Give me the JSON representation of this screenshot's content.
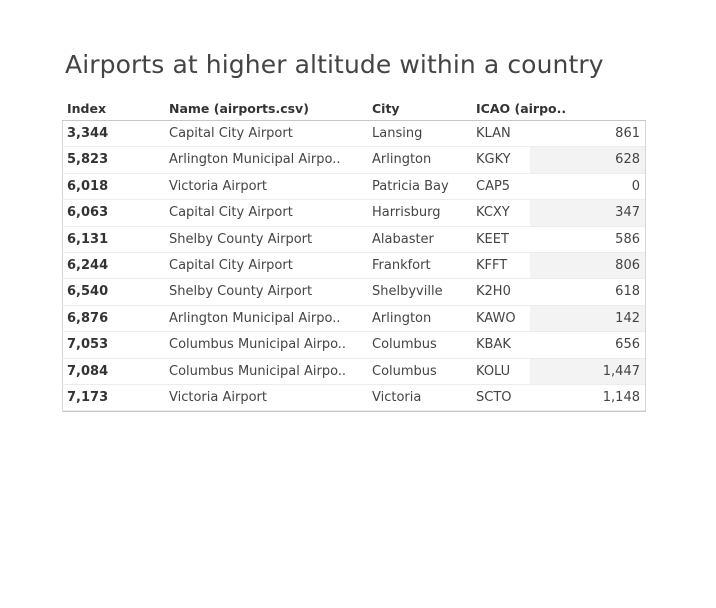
{
  "title": "Airports at higher altitude within a country",
  "table": {
    "headers": {
      "index": "Index",
      "name": "Name (airports.csv)",
      "city": "City",
      "icao": "ICAO (airpo.."
    },
    "rows": [
      {
        "index": "3,344",
        "name": "Capital City Airport",
        "city": "Lansing",
        "icao": "KLAN",
        "value": "861",
        "shaded": false
      },
      {
        "index": "5,823",
        "name": "Arlington Municipal Airpo..",
        "city": "Arlington",
        "icao": "KGKY",
        "value": "628",
        "shaded": true
      },
      {
        "index": "6,018",
        "name": "Victoria Airport",
        "city": "Patricia Bay",
        "icao": "CAP5",
        "value": "0",
        "shaded": false
      },
      {
        "index": "6,063",
        "name": "Capital City Airport",
        "city": "Harrisburg",
        "icao": "KCXY",
        "value": "347",
        "shaded": true
      },
      {
        "index": "6,131",
        "name": "Shelby County Airport",
        "city": "Alabaster",
        "icao": "KEET",
        "value": "586",
        "shaded": false
      },
      {
        "index": "6,244",
        "name": "Capital City Airport",
        "city": "Frankfort",
        "icao": "KFFT",
        "value": "806",
        "shaded": true
      },
      {
        "index": "6,540",
        "name": "Shelby County Airport",
        "city": "Shelbyville",
        "icao": "K2H0",
        "value": "618",
        "shaded": false
      },
      {
        "index": "6,876",
        "name": "Arlington Municipal Airpo..",
        "city": "Arlington",
        "icao": "KAWO",
        "value": "142",
        "shaded": true
      },
      {
        "index": "7,053",
        "name": "Columbus Municipal Airpo..",
        "city": "Columbus",
        "icao": "KBAK",
        "value": "656",
        "shaded": false
      },
      {
        "index": "7,084",
        "name": "Columbus Municipal Airpo..",
        "city": "Columbus",
        "icao": "KOLU",
        "value": "1,447",
        "shaded": true
      },
      {
        "index": "7,173",
        "name": "Victoria Airport",
        "city": "Victoria",
        "icao": "SCTO",
        "value": "1,148",
        "shaded": false
      }
    ]
  },
  "colors": {
    "text": "#444444",
    "header_text": "#333333",
    "shade": "#f3f3f3",
    "rule": "#c8c8c8"
  }
}
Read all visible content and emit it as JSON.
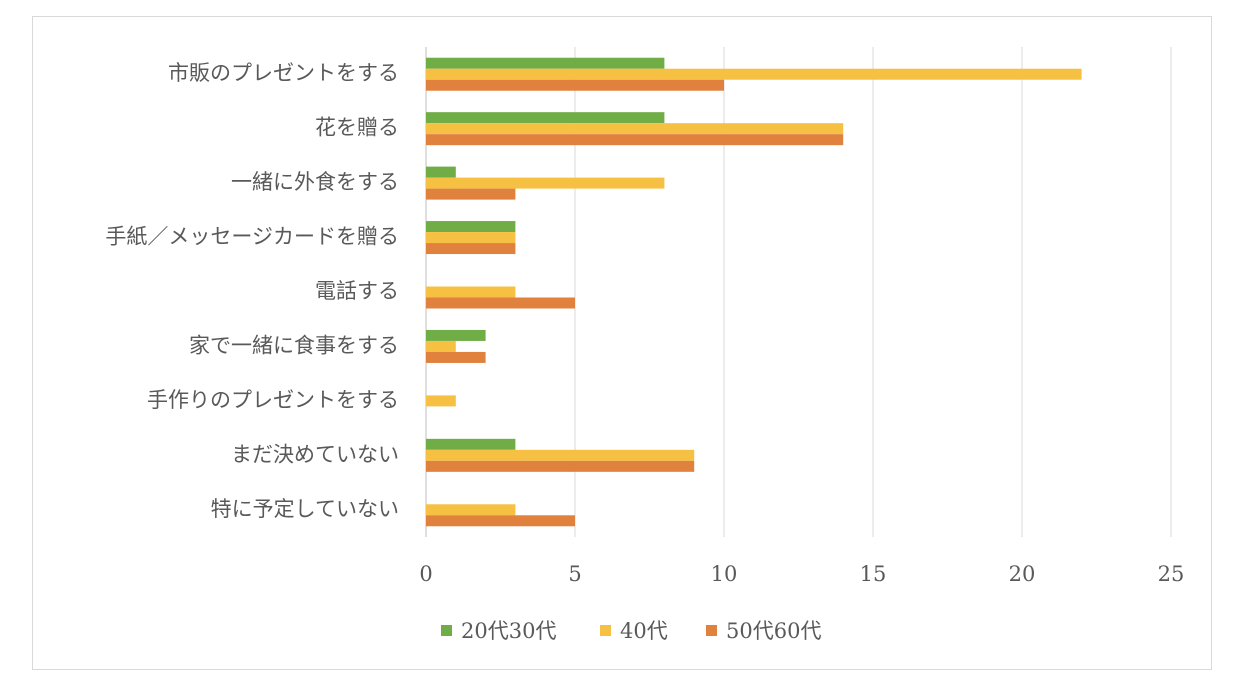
{
  "chart_data": {
    "type": "bar",
    "orientation": "horizontal",
    "categories": [
      "市販のプレゼントをする",
      "花を贈る",
      "一緒に外食をする",
      "手紙／メッセージカードを贈る",
      "電話する",
      "家で一緒に食事をする",
      "手作りのプレゼントをする",
      "まだ決めていない",
      "特に予定していない"
    ],
    "series": [
      {
        "name": "20代30代",
        "color": "#70ad47",
        "values": [
          8,
          8,
          1,
          3,
          0,
          2,
          0,
          3,
          0
        ]
      },
      {
        "name": "40代",
        "color": "#f6c143",
        "values": [
          22,
          14,
          8,
          3,
          3,
          1,
          1,
          9,
          3
        ]
      },
      {
        "name": "50代60代",
        "color": "#e0813e",
        "values": [
          10,
          14,
          3,
          3,
          5,
          2,
          0,
          9,
          5
        ]
      }
    ],
    "xlim": [
      0,
      25
    ],
    "xticks": [
      "0",
      "5",
      "10",
      "15",
      "20",
      "25"
    ],
    "grid": true,
    "legend_position": "bottom"
  }
}
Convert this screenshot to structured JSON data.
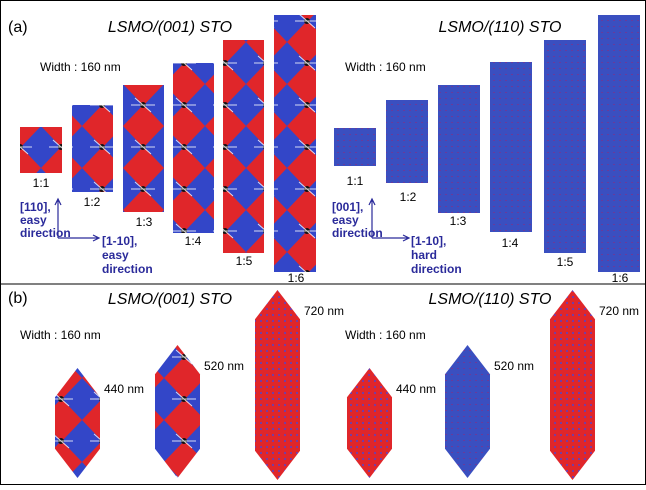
{
  "panel_a": {
    "label": "(a)",
    "groups": [
      {
        "title": "LSMO/(001) STO",
        "width_label": "Width : 160 nm",
        "ratios": [
          "1:1",
          "1:2",
          "1:3",
          "1:4",
          "1:5",
          "1:6"
        ],
        "axis_y": [
          "[110],",
          "easy",
          "direction"
        ],
        "axis_x": [
          "[1-10],",
          "easy",
          "direction"
        ]
      },
      {
        "title": "LSMO/(110) STO",
        "width_label": "Width : 160 nm",
        "ratios": [
          "1:1",
          "1:2",
          "1:3",
          "1:4",
          "1:5",
          "1:6"
        ],
        "axis_y": [
          "[001],",
          "easy",
          "direction"
        ],
        "axis_x": [
          "[1-10],",
          "hard",
          "direction"
        ]
      }
    ]
  },
  "panel_b": {
    "label": "(b)",
    "groups": [
      {
        "title": "LSMO/(001) STO",
        "width_label": "Width : 160 nm",
        "lengths": [
          "440 nm",
          "520 nm",
          "720 nm"
        ]
      },
      {
        "title": "LSMO/(110) STO",
        "width_label": "Width : 160 nm",
        "lengths": [
          "440 nm",
          "520 nm",
          "720 nm"
        ]
      }
    ]
  }
}
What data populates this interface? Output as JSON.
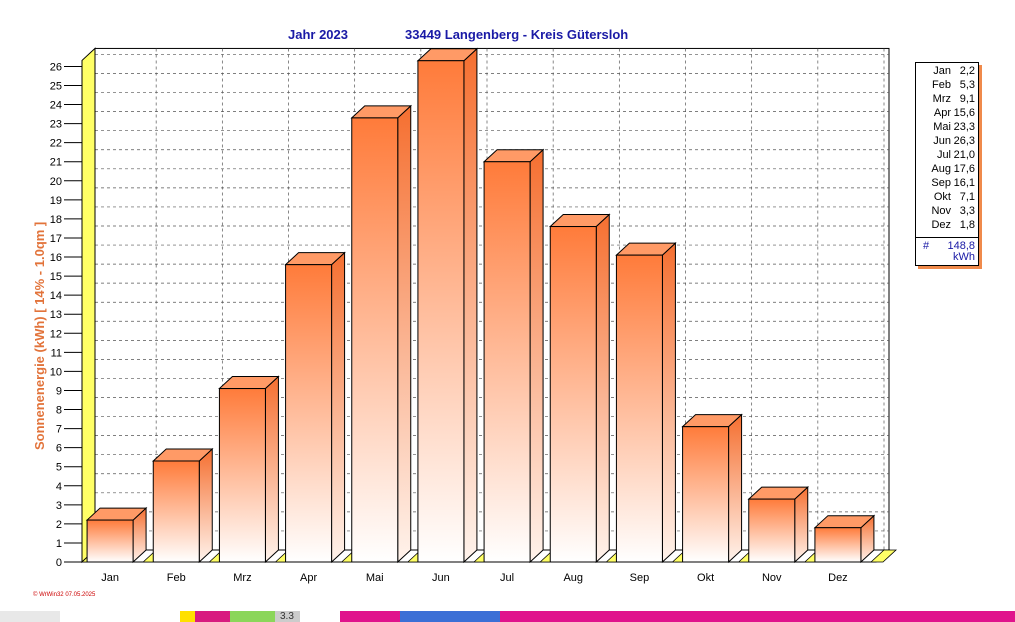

━━━━━━━━━━━━━━━━

* What you have to do
Copy out each line of the records that holds the string "content".

* Response
Give me the JSON representation of this screenshot's content.
Read all visible content and emit it as JSON.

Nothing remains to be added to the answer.